◆ **DATASET EXCERPTS**:
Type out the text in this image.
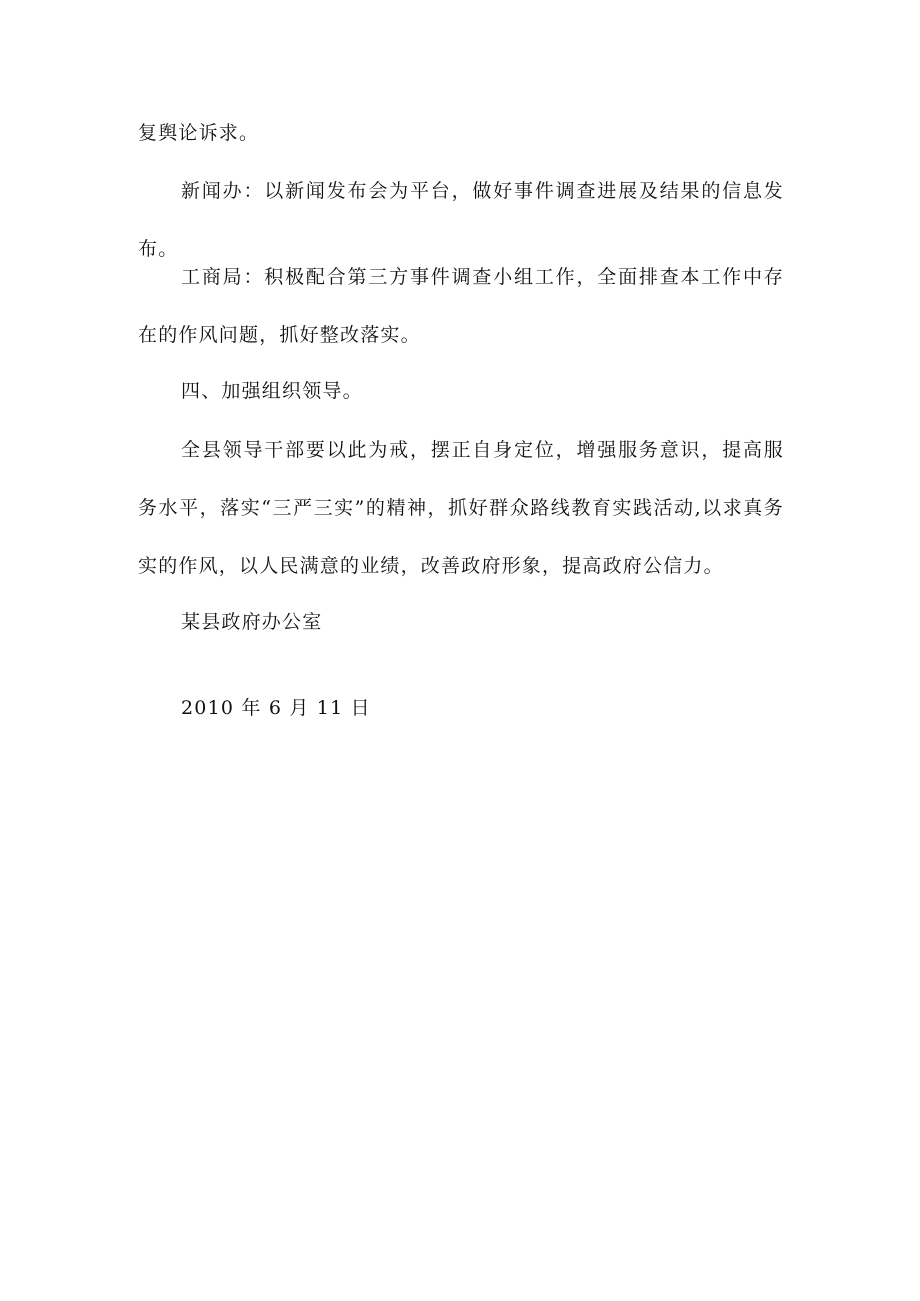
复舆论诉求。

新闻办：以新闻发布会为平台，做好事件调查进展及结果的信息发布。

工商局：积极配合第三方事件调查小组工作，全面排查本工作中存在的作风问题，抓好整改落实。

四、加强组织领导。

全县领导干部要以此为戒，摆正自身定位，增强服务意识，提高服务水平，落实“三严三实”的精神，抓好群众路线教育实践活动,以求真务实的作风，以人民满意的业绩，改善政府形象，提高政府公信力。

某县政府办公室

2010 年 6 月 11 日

◆ **PROBLEM REQUIREMENTS**: Working from the material above, transcribe it exactly while omitting pictures.

◆ **RESULT OF THIS EXERCISE**:
Type out the text in this image.
复舆论诉求。

新闻办：以新闻发布会为平台，做好事件调查进展及结果的信息发布。

工商局：积极配合第三方事件调查小组工作，全面排查本工作中存在的作风问题，抓好整改落实。

四、加强组织领导。

全县领导干部要以此为戒，摆正自身定位，增强服务意识，提高服务水平，落实“三严三实”的精神，抓好群众路线教育实践活动,以求真务实的作风，以人民满意的业绩，改善政府形象，提高政府公信力。

某县政府办公室

2010 年 6 月 11 日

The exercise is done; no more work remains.